***** Supplied data *****

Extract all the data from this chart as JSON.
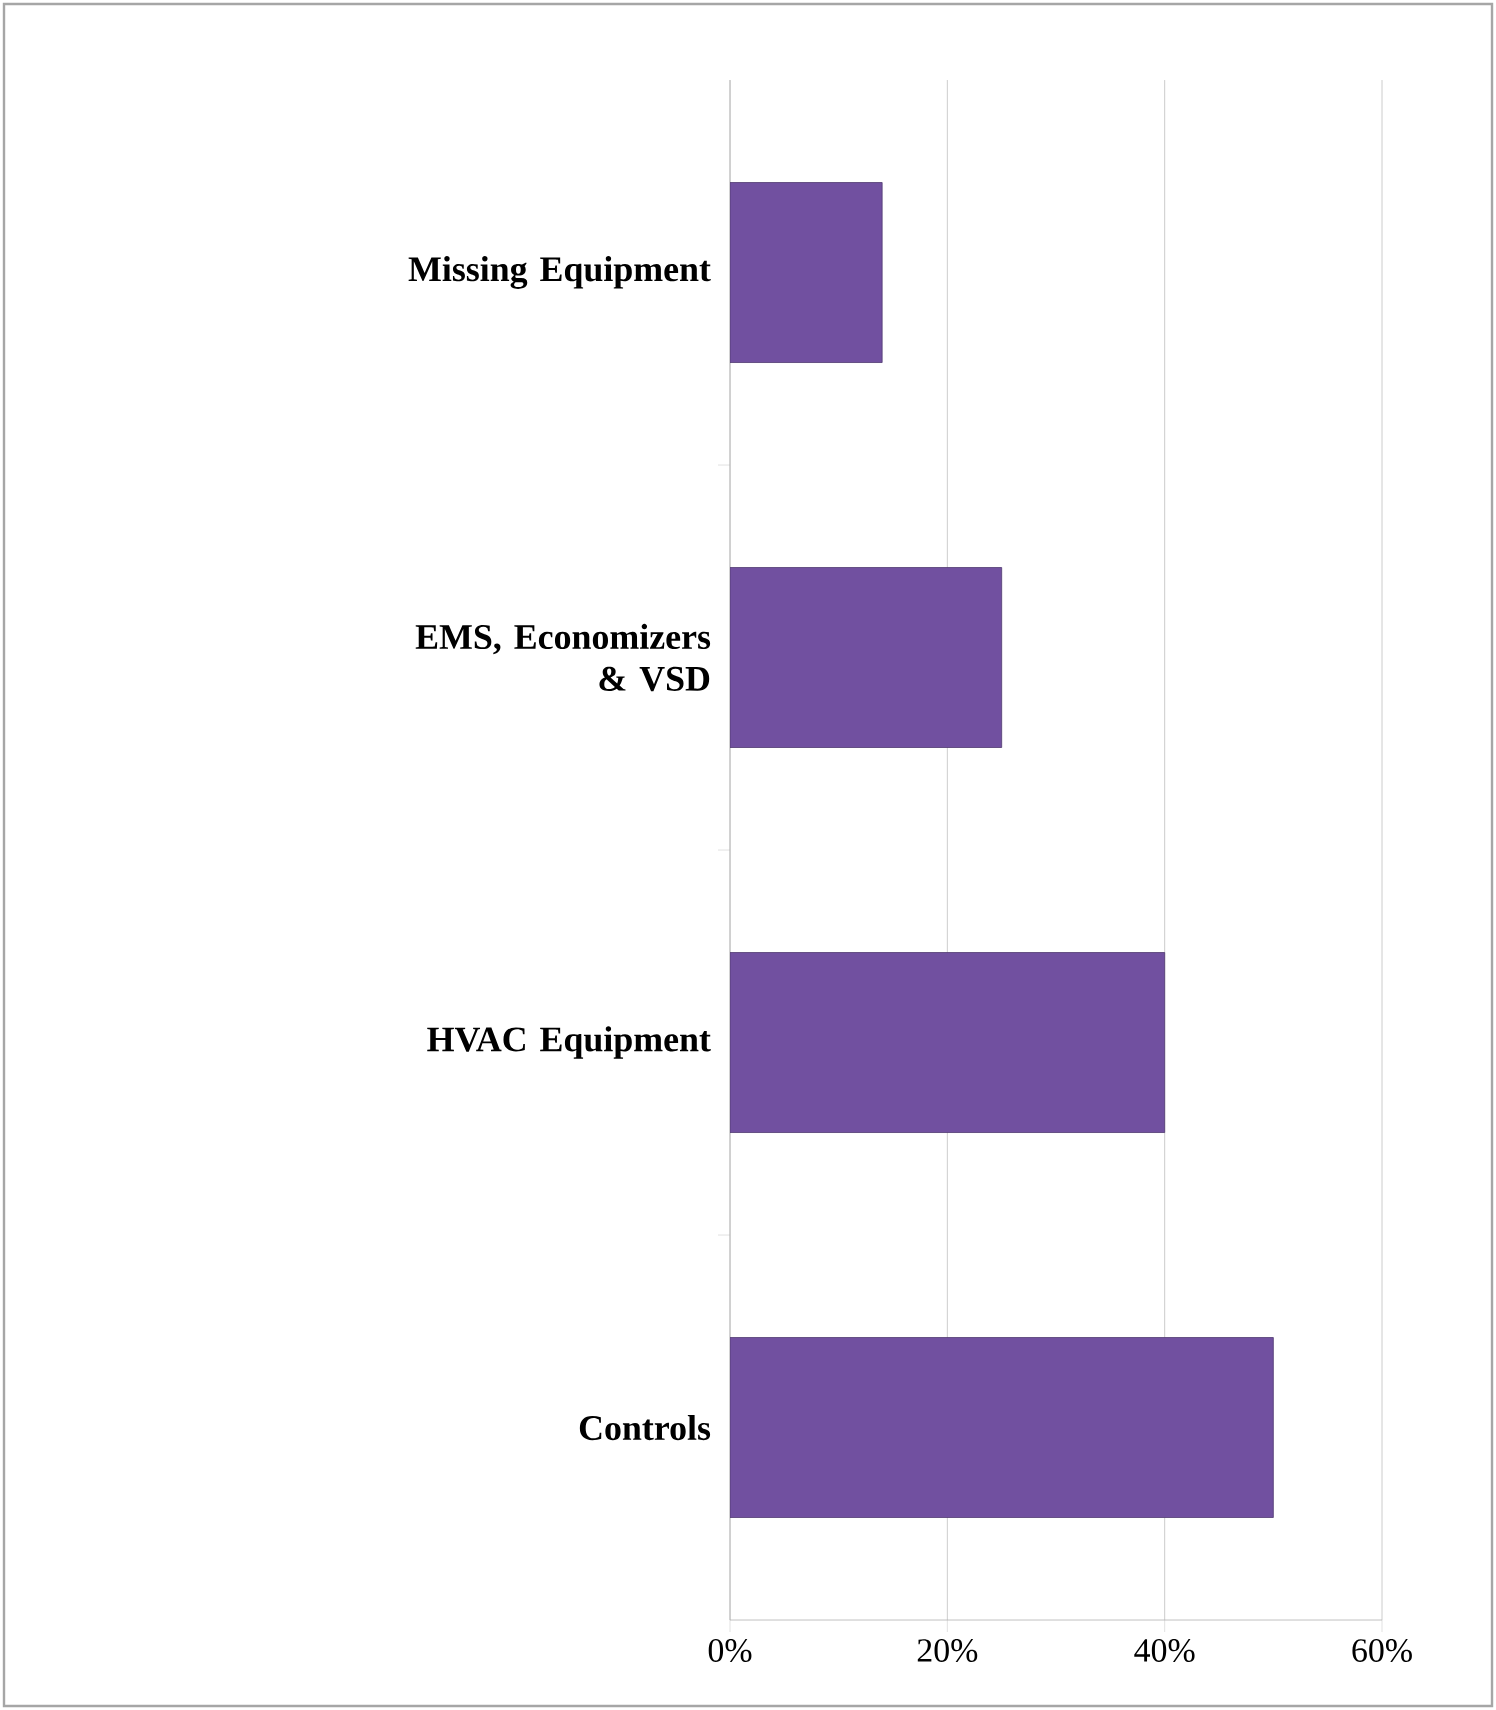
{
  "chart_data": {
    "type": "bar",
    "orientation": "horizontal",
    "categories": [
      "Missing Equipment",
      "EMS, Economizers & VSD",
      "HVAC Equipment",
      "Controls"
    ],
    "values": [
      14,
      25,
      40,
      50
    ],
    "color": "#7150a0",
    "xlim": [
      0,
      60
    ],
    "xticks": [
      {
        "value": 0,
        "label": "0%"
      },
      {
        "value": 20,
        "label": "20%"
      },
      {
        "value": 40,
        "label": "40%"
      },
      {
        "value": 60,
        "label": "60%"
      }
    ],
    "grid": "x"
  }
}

*****
***** Supplied data *****

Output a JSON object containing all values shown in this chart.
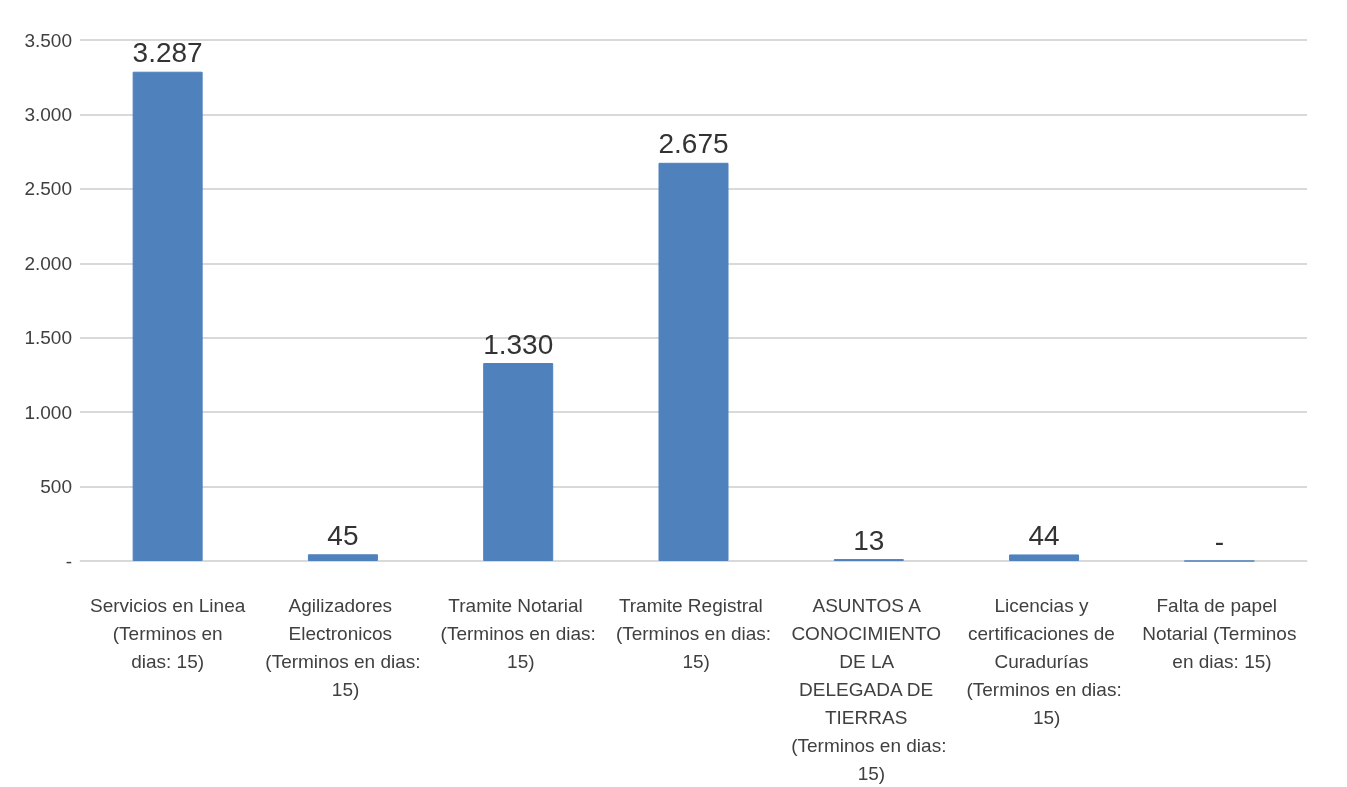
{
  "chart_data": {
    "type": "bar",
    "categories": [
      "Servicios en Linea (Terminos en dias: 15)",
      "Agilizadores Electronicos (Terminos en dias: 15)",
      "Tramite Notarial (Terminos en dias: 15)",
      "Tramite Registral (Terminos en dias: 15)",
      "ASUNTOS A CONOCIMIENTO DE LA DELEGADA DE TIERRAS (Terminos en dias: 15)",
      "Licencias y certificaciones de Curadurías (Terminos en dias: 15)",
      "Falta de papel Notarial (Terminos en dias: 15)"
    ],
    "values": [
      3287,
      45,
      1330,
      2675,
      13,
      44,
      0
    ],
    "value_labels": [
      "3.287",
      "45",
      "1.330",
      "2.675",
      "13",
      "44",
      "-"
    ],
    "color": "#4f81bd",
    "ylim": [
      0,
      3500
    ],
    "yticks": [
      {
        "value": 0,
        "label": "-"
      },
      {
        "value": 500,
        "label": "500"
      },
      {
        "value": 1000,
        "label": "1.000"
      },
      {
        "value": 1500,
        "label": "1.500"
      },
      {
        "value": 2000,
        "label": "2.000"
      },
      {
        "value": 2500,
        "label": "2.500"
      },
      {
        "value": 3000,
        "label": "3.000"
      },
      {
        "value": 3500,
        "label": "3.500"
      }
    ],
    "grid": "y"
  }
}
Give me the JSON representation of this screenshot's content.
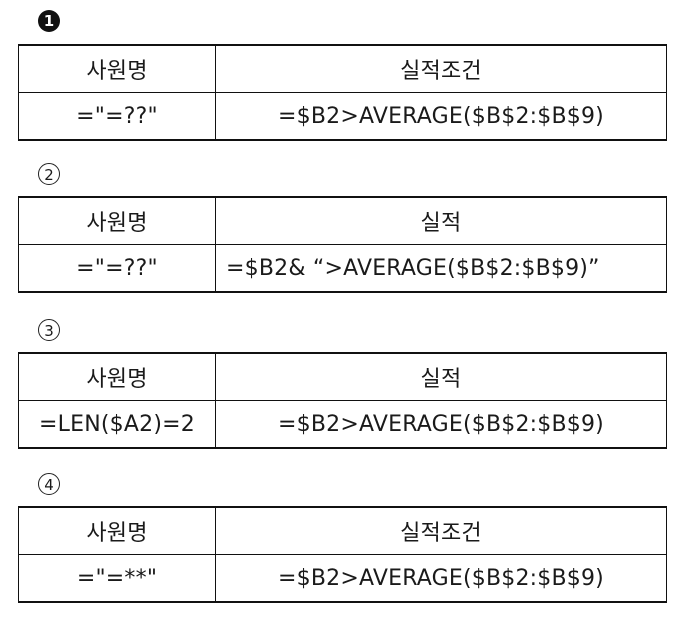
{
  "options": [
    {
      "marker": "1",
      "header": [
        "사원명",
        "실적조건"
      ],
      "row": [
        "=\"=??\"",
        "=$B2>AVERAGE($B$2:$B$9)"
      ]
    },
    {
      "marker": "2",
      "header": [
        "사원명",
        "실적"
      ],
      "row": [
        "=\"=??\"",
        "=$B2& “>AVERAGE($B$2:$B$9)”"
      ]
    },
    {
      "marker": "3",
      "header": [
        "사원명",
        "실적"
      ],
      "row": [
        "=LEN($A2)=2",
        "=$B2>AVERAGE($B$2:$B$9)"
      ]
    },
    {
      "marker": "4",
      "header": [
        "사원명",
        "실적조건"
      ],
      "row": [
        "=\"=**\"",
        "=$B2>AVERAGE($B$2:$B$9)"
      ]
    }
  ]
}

*****

> _Task statement_
Check each line of the records for "this" and copy the ones that contain it.

> _Final answer_
Extract all the data from this chart as JSON.
Output a JSON object containing all values shown in this chart.
Give me the JSON representation of this screenshot's content.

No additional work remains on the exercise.